:: Task requirements ::
Copy out the listing below word for word, leaving out the picture lines.

----------

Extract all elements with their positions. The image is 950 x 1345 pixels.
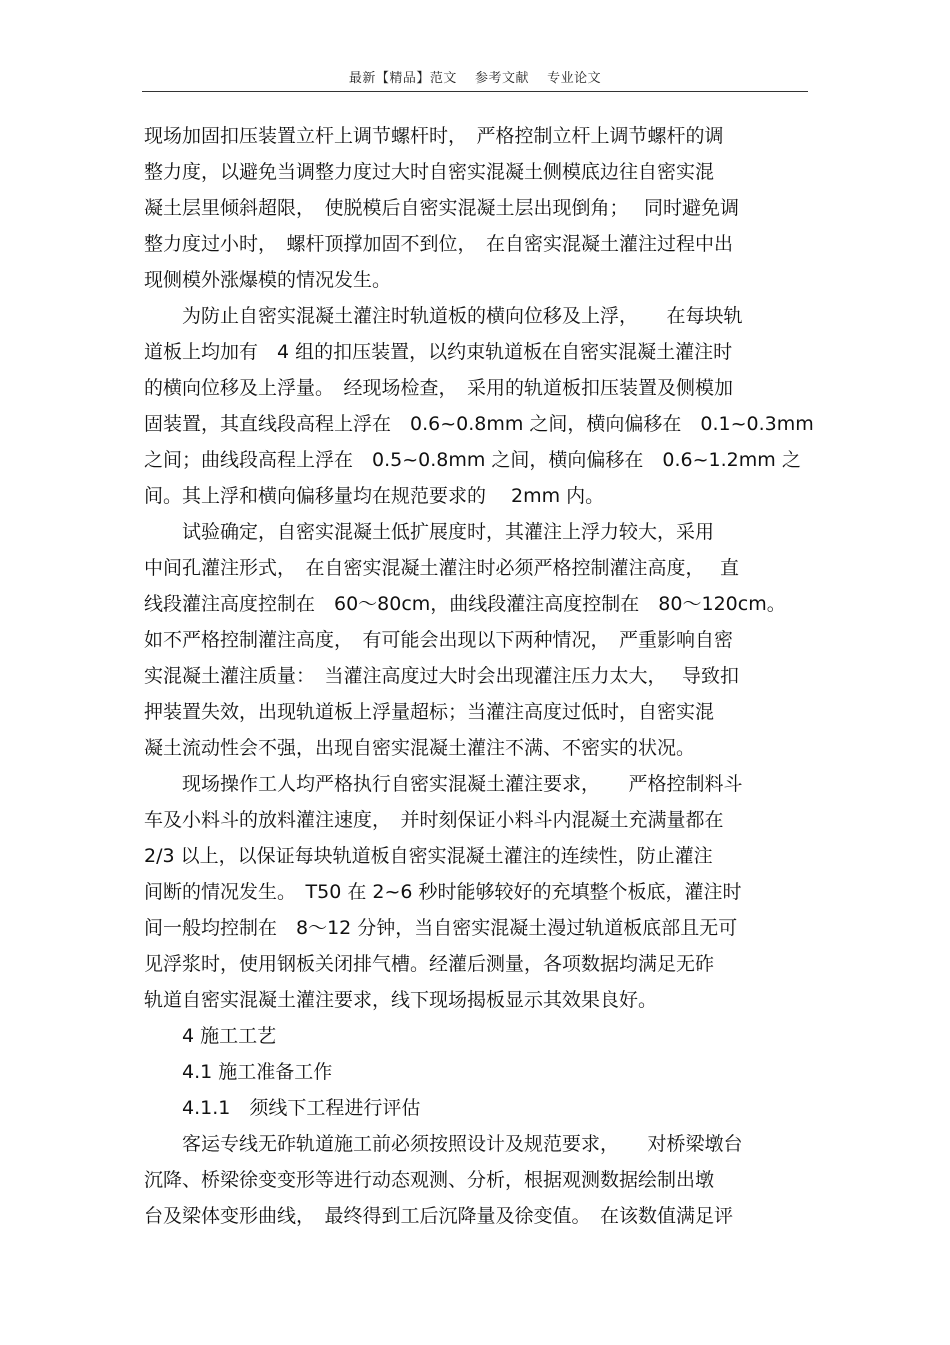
text-line: 轨道自密实混凝土灌注要求，线下现场揭板显示其效果良好。 (144, 989, 658, 1011)
text-line: 客运专线无砟轨道施工前必须按照设计及规范要求， 对桥梁墩台 (144, 1133, 743, 1155)
text-line: 固装置，其直线段高程上浮在 0.6~0.8mm 之间，横向偏移在 0.1~0.3mm (144, 413, 814, 435)
text-line: 如不严格控制灌注高度， 有可能会出现以下两种情况， 严重影响自密 (144, 629, 734, 651)
text-line: 现场操作工人均严格执行自密实混凝土灌注要求， 严格控制料斗 (144, 773, 743, 795)
text-line: 间断的情况发生。 T50 在 2~6 秒时能够较好的充填整个板底，灌注时 (144, 881, 742, 903)
text-line: 间。其上浮和横向偏移量均在规范要求的 2mm 内。 (144, 485, 605, 507)
subsubsection-heading: 4.1.1 须线下工程进行评估 (144, 1097, 421, 1119)
header-divider (142, 91, 808, 92)
text-line: 整力度过小时， 螺杆顶撑加固不到位， 在自密实混凝土灌注过程中出 (144, 233, 734, 255)
text-line: 现场加固扣压装置立杆上调节螺杆时， 严格控制立杆上调节螺杆的调 (144, 125, 724, 147)
text-line: 沉降、桥梁徐变变形等进行动态观测、分析，根据观测数据绘制出墩 (144, 1169, 715, 1191)
text-line: 车及小料斗的放料灌注速度， 并时刻保证小料斗内混凝土充满量都在 (144, 809, 724, 831)
text-line: 之间；曲线段高程上浮在 0.5~0.8mm 之间，横向偏移在 0.6~1.2mm 之 (144, 449, 801, 471)
text-line: 的横向位移及上浮量。 经现场检查， 采用的轨道板扣压装置及侧模加 (144, 377, 734, 399)
text-line: 中间孔灌注形式， 在自密实混凝土灌注时必须严格控制灌注高度， 直 (144, 557, 740, 579)
text-line: 实混凝土灌注质量： 当灌注高度过大时会出现灌注压力太大， 导致扣 (144, 665, 740, 687)
document-body (144, 118, 814, 1234)
text-line: 线段灌注高度控制在 60～80cm，曲线段灌注高度控制在 80～120cm。 (144, 593, 786, 615)
text-line: 间一般均控制在 8～12 分钟，当自密实混凝土漫过轨道板底部且无可 (144, 917, 738, 939)
text-line: 2/3 以上，以保证每块轨道板自密实混凝土灌注的连续性，防止灌注 (144, 845, 713, 867)
text-line: 道板上均加有 4 组的扣压装置，以约束轨道板在自密实混凝土灌注时 (144, 341, 733, 363)
text-line: 为防止自密实混凝土灌注时轨道板的横向位移及上浮， 在每块轨 (144, 305, 743, 327)
text-line: 台及梁体变形曲线， 最终得到工后沉降量及徐变值。 在该数值满足评 (144, 1205, 734, 1227)
text-line: 凝土层里倾斜超限， 使脱模后自密实混凝土层出现倒角； 同时避免调 (144, 197, 740, 219)
text-line: 整力度，以避免当调整力度过大时自密实混凝土侧模底边往自密实混 (144, 161, 715, 183)
text-line: 见浮浆时，使用钢板关闭排气槽。经灌后测量，各项数据均满足无砟 (144, 953, 715, 975)
text-line: 试验确定，自密实混凝土低扩展度时，其灌注上浮力较大，采用 (144, 521, 715, 543)
text-line: 押装置失效，出现轨道板上浮量超标；当灌注高度过低时，自密实混 (144, 701, 715, 723)
text-line: 现侧模外涨爆模的情况发生。 (144, 269, 392, 291)
text-line: 凝土流动性会不强，出现自密实混凝土灌注不满、不密实的状况。 (144, 737, 696, 759)
section-heading: 4 施工工艺 (144, 1025, 277, 1047)
page-header: 最新【精品】范文 参考文献 专业论文 (348, 71, 602, 86)
subsection-heading: 4.1 施工准备工作 (144, 1061, 333, 1083)
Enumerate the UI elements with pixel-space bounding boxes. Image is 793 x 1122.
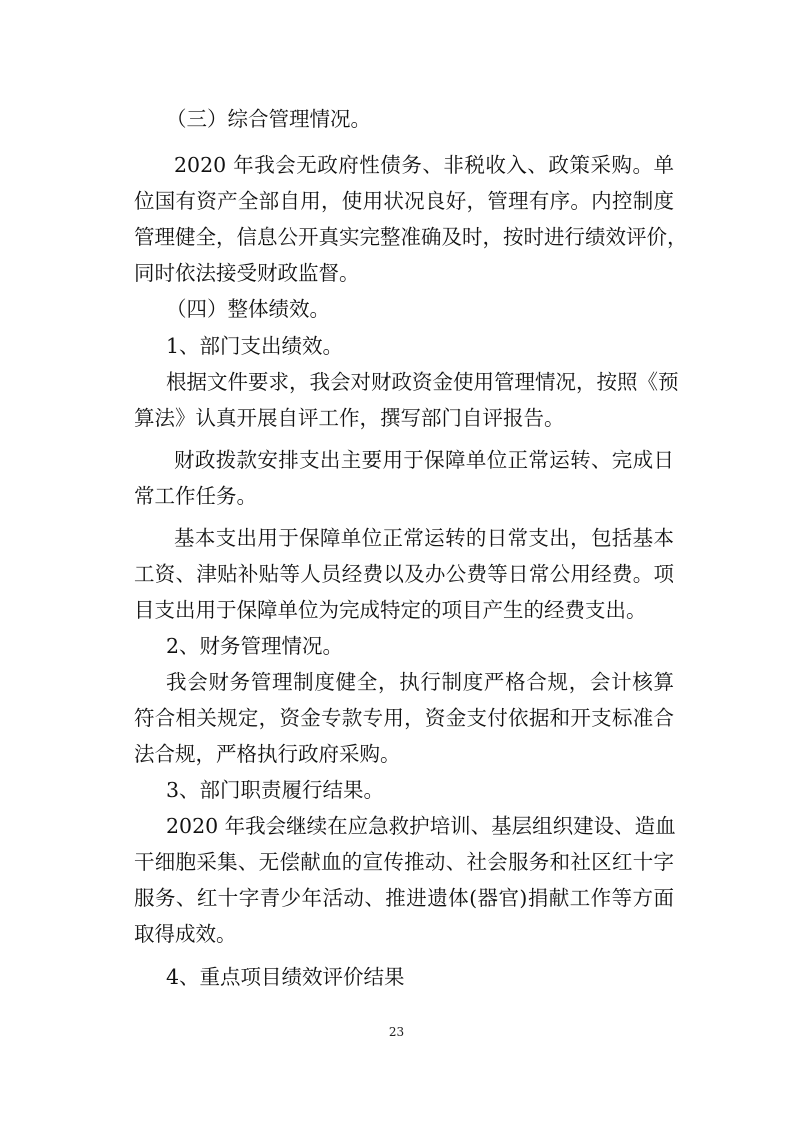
paragraph-line: 2020 年我会继续在应急救护培训、基层组织建设、造血 [166, 814, 676, 838]
paragraph-line: 干细胞采集、无偿献血的宣传推动、社会服务和社区红十字 [134, 850, 674, 874]
subsection-heading-4: 4、重点项目绩效评价结果 [166, 965, 405, 989]
paragraph-line: 根据文件要求，我会对财政资金使用管理情况，按照《预 [166, 370, 679, 394]
paragraph-line: 基本支出用于保障单位正常运转的日常支出，包括基本 [174, 526, 674, 550]
paragraph-line: 同时依法接受财政监督。 [134, 261, 360, 285]
section-heading-4: （四）整体绩效。 [166, 297, 330, 321]
paragraph-line: 目支出用于保障单位为完成特定的项目产生的经费支出。 [134, 598, 647, 622]
paragraph-line: 我会财务管理制度健全，执行制度严格合规，会计核算 [166, 670, 674, 694]
paragraph-line: 法合规，严格执行政府采购。 [134, 742, 401, 766]
subsection-heading-3: 3、部门职责履行结果。 [166, 778, 385, 802]
paragraph-line: 工资、津贴补贴等人员经费以及办公费等日常公用经费。项 [134, 562, 674, 586]
paragraph-line: 服务、红十字青少年活动、推进遗体(器官)捐献工作等方面 [134, 886, 674, 910]
subsection-heading-1: 1、部门支出绩效。 [166, 334, 344, 358]
paragraph-line: 管理健全，信息公开真实完整准确及时，按时进行绩效评价， [134, 225, 688, 249]
paragraph-line: 取得成效。 [134, 922, 237, 946]
paragraph-line: 常工作任务。 [134, 484, 257, 508]
paragraph-line: 位国有资产全部自用，使用状况良好，管理有序。内控制度 [134, 189, 674, 213]
paragraph-line: 2020 年我会无政府性债务、非税收入、政策采购。单 [174, 153, 674, 177]
paragraph-line: 符合相关规定，资金专款专用，资金支付依据和开支标准合 [134, 706, 674, 730]
subsection-heading-2: 2、财务管理情况。 [166, 634, 344, 658]
section-heading-3: （三）综合管理情况。 [166, 107, 371, 131]
paragraph-line: 财政拨款安排支出主要用于保障单位正常运转、完成日 [174, 448, 674, 472]
paragraph-line: 算法》认真开展自评工作，撰写部门自评报告。 [134, 406, 565, 430]
page-number: 23 [388, 1025, 405, 1039]
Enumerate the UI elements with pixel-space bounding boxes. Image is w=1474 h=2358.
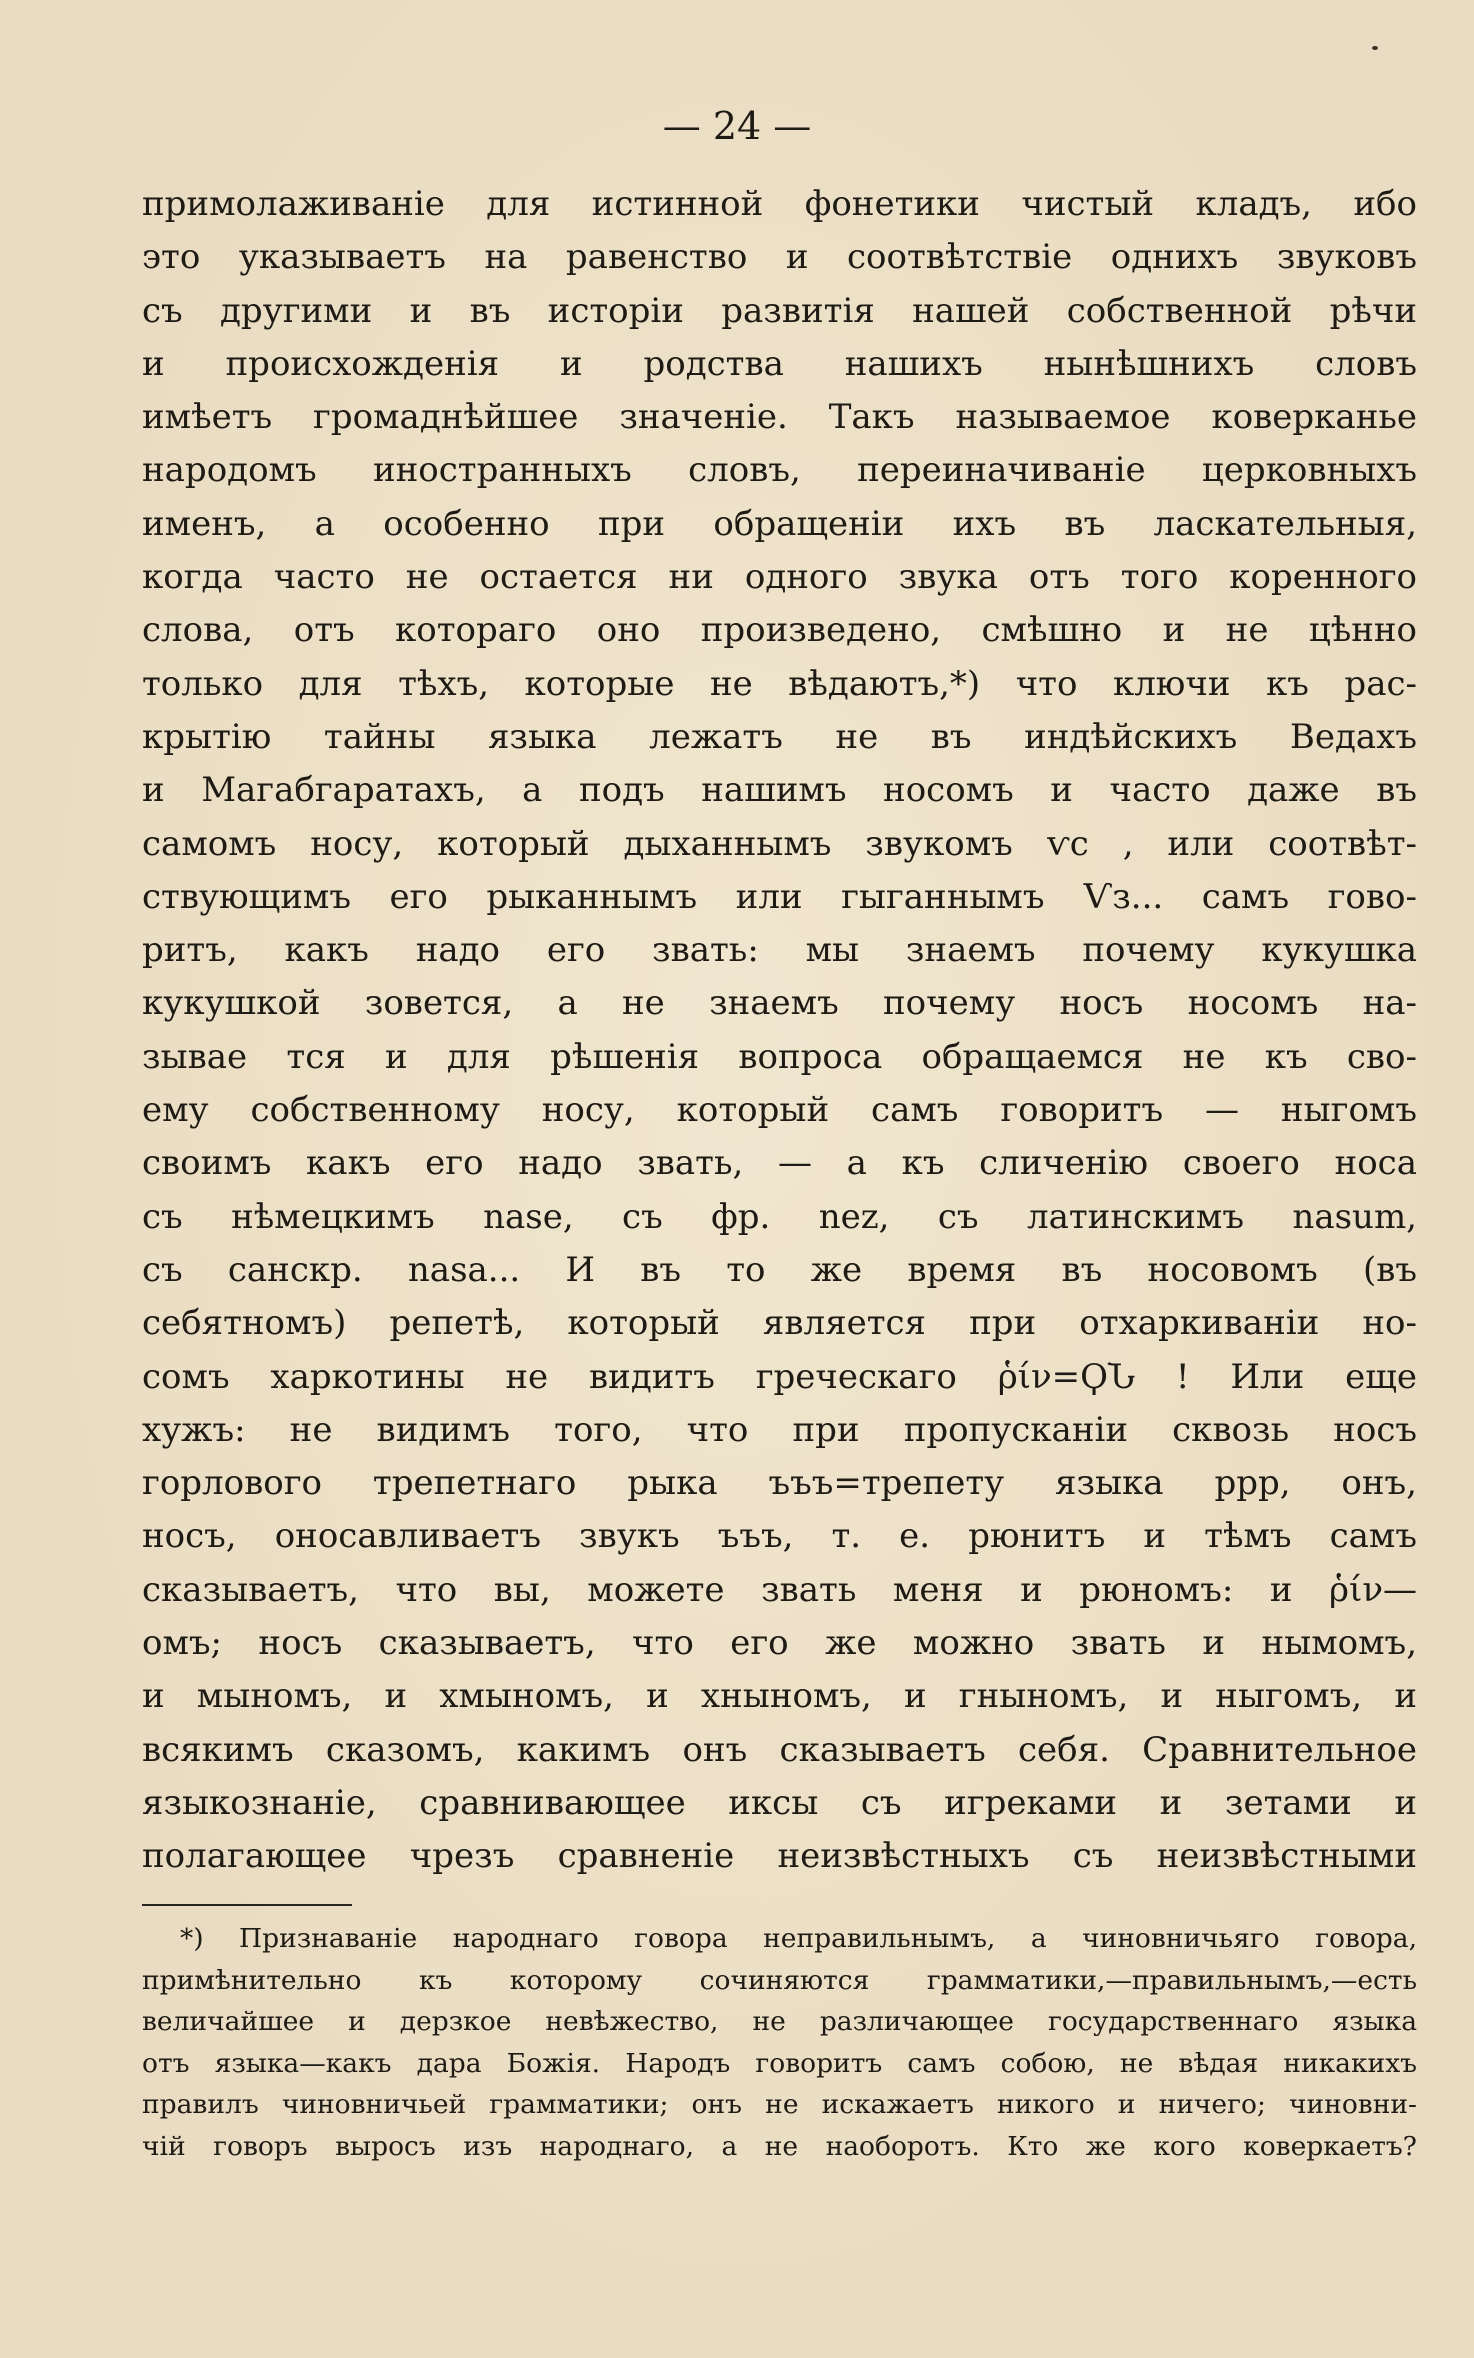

----------

:: In response ::
Extract all elements with their positions. The image is 950 x 1345 pixels.
text-line: 轨道自密实混凝土灌注要求，线下现场揭板显示其效果良好。 (144, 989, 658, 1011)
text-line: 客运专线无砟轨道施工前必须按照设计及规范要求， 对桥梁墩台 (144, 1133, 743, 1155)
text-line: 固装置，其直线段高程上浮在 0.6~0.8mm 之间，横向偏移在 0.1~0.3mm (144, 413, 814, 435)
text-line: 如不严格控制灌注高度， 有可能会出现以下两种情况， 严重影响自密 (144, 629, 734, 651)
text-line: 现场操作工人均严格执行自密实混凝土灌注要求， 严格控制料斗 (144, 773, 743, 795)
text-line: 间断的情况发生。 T50 在 2~6 秒时能够较好的充填整个板底，灌注时 (144, 881, 742, 903)
text-line: 间。其上浮和横向偏移量均在规范要求的 2mm 内。 (144, 485, 605, 507)
subsubsection-heading: 4.1.1 须线下工程进行评估 (144, 1097, 421, 1119)
header-divider (142, 91, 808, 92)
text-line: 整力度过小时， 螺杆顶撑加固不到位， 在自密实混凝土灌注过程中出 (144, 233, 734, 255)
text-line: 现场加固扣压装置立杆上调节螺杆时， 严格控制立杆上调节螺杆的调 (144, 125, 724, 147)
text-line: 沉降、桥梁徐变变形等进行动态观测、分析，根据观测数据绘制出墩 (144, 1169, 715, 1191)
text-line: 车及小料斗的放料灌注速度， 并时刻保证小料斗内混凝土充满量都在 (144, 809, 724, 831)
text-line: 之间；曲线段高程上浮在 0.5~0.8mm 之间，横向偏移在 0.6~1.2mm 之 (144, 449, 801, 471)
text-line: 的横向位移及上浮量。 经现场检查， 采用的轨道板扣压装置及侧模加 (144, 377, 734, 399)
text-line: 中间孔灌注形式， 在自密实混凝土灌注时必须严格控制灌注高度， 直 (144, 557, 740, 579)
text-line: 实混凝土灌注质量： 当灌注高度过大时会出现灌注压力太大， 导致扣 (144, 665, 740, 687)
document-body (144, 118, 814, 1234)
text-line: 线段灌注高度控制在 60～80cm，曲线段灌注高度控制在 80～120cm。 (144, 593, 786, 615)
text-line: 间一般均控制在 8～12 分钟，当自密实混凝土漫过轨道板底部且无可 (144, 917, 738, 939)
text-line: 2/3 以上，以保证每块轨道板自密实混凝土灌注的连续性，防止灌注 (144, 845, 713, 867)
text-line: 道板上均加有 4 组的扣压装置，以约束轨道板在自密实混凝土灌注时 (144, 341, 733, 363)
text-line: 为防止自密实混凝土灌注时轨道板的横向位移及上浮， 在每块轨 (144, 305, 743, 327)
text-line: 台及梁体变形曲线， 最终得到工后沉降量及徐变值。 在该数值满足评 (144, 1205, 734, 1227)
text-line: 凝土层里倾斜超限， 使脱模后自密实混凝土层出现倒角； 同时避免调 (144, 197, 740, 219)
text-line: 整力度，以避免当调整力度过大时自密实混凝土侧模底边往自密实混 (144, 161, 715, 183)
text-line: 见浮浆时，使用钢板关闭排气槽。经灌后测量，各项数据均满足无砟 (144, 953, 715, 975)
text-line: 试验确定，自密实混凝土低扩展度时，其灌注上浮力较大，采用 (144, 521, 715, 543)
text-line: 押装置失效，出现轨道板上浮量超标；当灌注高度过低时，自密实混 (144, 701, 715, 723)
text-line: 现侧模外涨爆模的情况发生。 (144, 269, 392, 291)
text-line: 凝土流动性会不强，出现自密实混凝土灌注不满、不密实的状况。 (144, 737, 696, 759)
section-heading: 4 施工工艺 (144, 1025, 277, 1047)
page-header: 最新【精品】范文 参考文献 专业论文 (348, 71, 602, 86)
subsection-heading: 4.1 施工准备工作 (144, 1061, 333, 1083)
Enumerate the UI elements with pixel-space bounding boxes. Image is 793 x 1122.
paragraph-line: 2020 年我会继续在应急救护培训、基层组织建设、造血 [166, 814, 676, 838]
paragraph-line: 干细胞采集、无偿献血的宣传推动、社会服务和社区红十字 [134, 850, 674, 874]
subsection-heading-4: 4、重点项目绩效评价结果 [166, 965, 405, 989]
paragraph-line: 根据文件要求，我会对财政资金使用管理情况，按照《预 [166, 370, 679, 394]
paragraph-line: 基本支出用于保障单位正常运转的日常支出，包括基本 [174, 526, 674, 550]
paragraph-line: 同时依法接受财政监督。 [134, 261, 360, 285]
section-heading-4: （四）整体绩效。 [166, 297, 330, 321]
paragraph-line: 目支出用于保障单位为完成特定的项目产生的经费支出。 [134, 598, 647, 622]
paragraph-line: 我会财务管理制度健全，执行制度严格合规，会计核算 [166, 670, 674, 694]
paragraph-line: 法合规，严格执行政府采购。 [134, 742, 401, 766]
subsection-heading-3: 3、部门职责履行结果。 [166, 778, 385, 802]
paragraph-line: 工资、津贴补贴等人员经费以及办公费等日常公用经费。项 [134, 562, 674, 586]
paragraph-line: 服务、红十字青少年活动、推进遗体(器官)捐献工作等方面 [134, 886, 674, 910]
subsection-heading-1: 1、部门支出绩效。 [166, 334, 344, 358]
paragraph-line: 管理健全，信息公开真实完整准确及时，按时进行绩效评价， [134, 225, 688, 249]
paragraph-line: 取得成效。 [134, 922, 237, 946]
paragraph-line: 常工作任务。 [134, 484, 257, 508]
paragraph-line: 位国有资产全部自用，使用状况良好，管理有序。内控制度 [134, 189, 674, 213]
paragraph-line: 2020 年我会无政府性债务、非税收入、政策采购。单 [174, 153, 674, 177]
paragraph-line: 符合相关规定，资金专款专用，资金支付依据和开支标准合 [134, 706, 674, 730]
subsection-heading-2: 2、财务管理情况。 [166, 634, 344, 658]
section-heading-3: （三）综合管理情况。 [166, 107, 371, 131]
paragraph-line: 财政拨款安排支出主要用于保障单位正常运转、完成日 [174, 448, 674, 472]
paragraph-line: 算法》认真开展自评工作，撰写部门自评报告。 [134, 406, 565, 430]
page-number: 23 [388, 1025, 405, 1039]
Enumerate the UI elements with pixel-space bounding boxes. Image is w=1474 h=2358.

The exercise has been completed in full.